YOUR GOAL: Count how many lines of the data below contain the string "JSON"; the reply should be that number alone.

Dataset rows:
::::::
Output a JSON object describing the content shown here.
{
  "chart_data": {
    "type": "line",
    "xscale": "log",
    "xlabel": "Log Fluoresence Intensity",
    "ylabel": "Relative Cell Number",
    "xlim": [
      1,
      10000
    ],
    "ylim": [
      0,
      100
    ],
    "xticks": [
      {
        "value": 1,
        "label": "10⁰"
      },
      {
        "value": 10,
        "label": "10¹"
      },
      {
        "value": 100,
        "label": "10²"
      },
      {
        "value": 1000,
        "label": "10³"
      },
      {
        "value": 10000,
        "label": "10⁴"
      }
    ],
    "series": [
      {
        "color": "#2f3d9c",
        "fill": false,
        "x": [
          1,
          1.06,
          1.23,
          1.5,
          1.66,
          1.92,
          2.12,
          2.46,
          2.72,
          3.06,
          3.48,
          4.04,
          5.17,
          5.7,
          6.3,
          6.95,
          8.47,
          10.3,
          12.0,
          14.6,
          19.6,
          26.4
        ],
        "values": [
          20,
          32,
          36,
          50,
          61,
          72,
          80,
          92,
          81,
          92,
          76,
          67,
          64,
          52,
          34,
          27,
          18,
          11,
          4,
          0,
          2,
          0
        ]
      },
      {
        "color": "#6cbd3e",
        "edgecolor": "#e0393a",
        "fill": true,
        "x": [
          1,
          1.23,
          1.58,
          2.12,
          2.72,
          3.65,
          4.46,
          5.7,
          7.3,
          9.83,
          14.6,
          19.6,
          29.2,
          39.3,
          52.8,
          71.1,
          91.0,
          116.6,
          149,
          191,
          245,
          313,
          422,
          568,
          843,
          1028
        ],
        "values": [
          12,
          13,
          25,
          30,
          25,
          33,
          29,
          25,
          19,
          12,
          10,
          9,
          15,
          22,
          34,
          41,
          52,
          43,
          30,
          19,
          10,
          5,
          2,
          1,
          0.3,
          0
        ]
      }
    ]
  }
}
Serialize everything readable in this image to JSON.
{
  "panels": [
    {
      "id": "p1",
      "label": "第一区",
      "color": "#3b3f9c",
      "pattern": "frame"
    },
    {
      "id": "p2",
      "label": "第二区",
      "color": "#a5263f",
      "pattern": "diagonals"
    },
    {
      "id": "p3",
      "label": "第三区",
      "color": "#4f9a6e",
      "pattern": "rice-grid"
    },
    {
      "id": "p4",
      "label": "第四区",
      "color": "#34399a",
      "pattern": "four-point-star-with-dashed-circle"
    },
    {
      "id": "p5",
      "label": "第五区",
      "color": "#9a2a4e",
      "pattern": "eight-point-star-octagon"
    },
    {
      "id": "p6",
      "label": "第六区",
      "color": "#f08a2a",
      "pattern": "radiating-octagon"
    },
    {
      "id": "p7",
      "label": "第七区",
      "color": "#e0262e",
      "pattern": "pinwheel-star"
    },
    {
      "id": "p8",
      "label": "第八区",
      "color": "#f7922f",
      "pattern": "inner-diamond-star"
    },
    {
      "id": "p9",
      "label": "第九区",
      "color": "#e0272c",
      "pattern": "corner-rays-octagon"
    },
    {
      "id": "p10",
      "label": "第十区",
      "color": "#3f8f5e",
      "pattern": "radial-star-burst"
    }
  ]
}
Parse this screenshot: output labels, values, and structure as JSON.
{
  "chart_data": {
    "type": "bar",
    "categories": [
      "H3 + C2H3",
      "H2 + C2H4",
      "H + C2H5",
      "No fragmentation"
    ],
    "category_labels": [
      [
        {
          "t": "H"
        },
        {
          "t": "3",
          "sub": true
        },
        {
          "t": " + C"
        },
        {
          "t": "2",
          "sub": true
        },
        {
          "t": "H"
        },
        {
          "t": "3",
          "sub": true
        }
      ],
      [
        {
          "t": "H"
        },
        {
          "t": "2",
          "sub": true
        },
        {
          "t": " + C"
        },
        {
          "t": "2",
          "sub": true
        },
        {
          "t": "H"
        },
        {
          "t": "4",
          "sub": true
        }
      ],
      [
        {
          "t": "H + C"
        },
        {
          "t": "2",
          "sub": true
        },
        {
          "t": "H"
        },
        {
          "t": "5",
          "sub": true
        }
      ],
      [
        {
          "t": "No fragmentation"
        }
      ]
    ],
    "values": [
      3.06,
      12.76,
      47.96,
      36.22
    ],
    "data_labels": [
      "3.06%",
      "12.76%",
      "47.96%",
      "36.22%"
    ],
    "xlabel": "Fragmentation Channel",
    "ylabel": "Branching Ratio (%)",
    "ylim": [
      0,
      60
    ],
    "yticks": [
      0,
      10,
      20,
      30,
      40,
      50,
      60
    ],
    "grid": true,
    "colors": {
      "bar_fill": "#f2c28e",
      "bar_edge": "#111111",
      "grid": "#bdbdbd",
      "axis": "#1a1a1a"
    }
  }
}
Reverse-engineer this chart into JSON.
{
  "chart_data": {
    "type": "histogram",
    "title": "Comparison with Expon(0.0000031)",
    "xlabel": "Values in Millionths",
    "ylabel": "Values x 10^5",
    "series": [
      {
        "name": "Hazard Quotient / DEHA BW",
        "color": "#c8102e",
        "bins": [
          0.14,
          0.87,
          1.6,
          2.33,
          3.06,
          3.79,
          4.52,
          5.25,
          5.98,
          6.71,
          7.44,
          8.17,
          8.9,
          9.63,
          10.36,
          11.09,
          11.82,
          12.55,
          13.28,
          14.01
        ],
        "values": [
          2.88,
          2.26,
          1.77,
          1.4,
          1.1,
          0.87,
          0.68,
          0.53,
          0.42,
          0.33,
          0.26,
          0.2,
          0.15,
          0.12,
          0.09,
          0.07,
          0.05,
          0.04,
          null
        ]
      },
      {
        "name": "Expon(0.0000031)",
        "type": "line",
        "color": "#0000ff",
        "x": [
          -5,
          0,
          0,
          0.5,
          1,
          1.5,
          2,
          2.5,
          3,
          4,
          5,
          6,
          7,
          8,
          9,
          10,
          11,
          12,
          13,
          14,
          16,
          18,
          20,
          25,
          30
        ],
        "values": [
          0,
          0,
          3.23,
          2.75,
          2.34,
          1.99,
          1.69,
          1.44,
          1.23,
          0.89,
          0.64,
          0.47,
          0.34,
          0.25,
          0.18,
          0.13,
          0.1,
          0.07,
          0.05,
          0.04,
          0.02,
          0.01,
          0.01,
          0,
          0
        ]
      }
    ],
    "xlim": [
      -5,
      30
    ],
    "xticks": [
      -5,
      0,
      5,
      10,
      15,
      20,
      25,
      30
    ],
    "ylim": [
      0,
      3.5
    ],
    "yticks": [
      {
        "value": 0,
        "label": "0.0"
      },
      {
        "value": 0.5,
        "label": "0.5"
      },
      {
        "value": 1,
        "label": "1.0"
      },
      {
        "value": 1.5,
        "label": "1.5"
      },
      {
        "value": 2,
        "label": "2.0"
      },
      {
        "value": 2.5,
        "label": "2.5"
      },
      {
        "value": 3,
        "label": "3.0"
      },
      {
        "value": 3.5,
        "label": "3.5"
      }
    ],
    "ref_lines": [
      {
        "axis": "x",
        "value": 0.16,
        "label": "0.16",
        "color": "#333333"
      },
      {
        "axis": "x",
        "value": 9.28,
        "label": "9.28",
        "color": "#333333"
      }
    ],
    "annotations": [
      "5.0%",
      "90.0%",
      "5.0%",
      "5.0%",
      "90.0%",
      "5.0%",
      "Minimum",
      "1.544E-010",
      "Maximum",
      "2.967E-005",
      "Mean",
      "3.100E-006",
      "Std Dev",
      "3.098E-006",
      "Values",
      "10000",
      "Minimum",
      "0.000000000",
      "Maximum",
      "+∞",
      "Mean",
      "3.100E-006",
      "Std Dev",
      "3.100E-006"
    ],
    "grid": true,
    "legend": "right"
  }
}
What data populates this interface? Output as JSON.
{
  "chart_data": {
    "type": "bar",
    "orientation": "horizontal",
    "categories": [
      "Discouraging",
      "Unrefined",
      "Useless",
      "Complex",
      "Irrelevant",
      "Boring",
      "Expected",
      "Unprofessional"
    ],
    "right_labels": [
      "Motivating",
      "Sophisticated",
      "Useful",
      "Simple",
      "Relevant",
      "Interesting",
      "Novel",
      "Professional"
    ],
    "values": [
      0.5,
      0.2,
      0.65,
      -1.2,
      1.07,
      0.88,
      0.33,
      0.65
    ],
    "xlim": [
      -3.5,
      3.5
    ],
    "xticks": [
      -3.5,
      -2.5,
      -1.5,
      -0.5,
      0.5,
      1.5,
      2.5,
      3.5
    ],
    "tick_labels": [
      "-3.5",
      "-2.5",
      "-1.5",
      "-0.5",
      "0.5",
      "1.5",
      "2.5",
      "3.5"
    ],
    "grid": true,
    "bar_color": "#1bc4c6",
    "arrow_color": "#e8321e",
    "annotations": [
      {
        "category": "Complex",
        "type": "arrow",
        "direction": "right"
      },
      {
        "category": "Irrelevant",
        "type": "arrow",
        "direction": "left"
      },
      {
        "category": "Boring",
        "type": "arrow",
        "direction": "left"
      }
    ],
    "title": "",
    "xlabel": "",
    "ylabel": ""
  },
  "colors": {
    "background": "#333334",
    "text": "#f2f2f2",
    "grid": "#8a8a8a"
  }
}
::::::
OUTPUT OF THE TASK: 5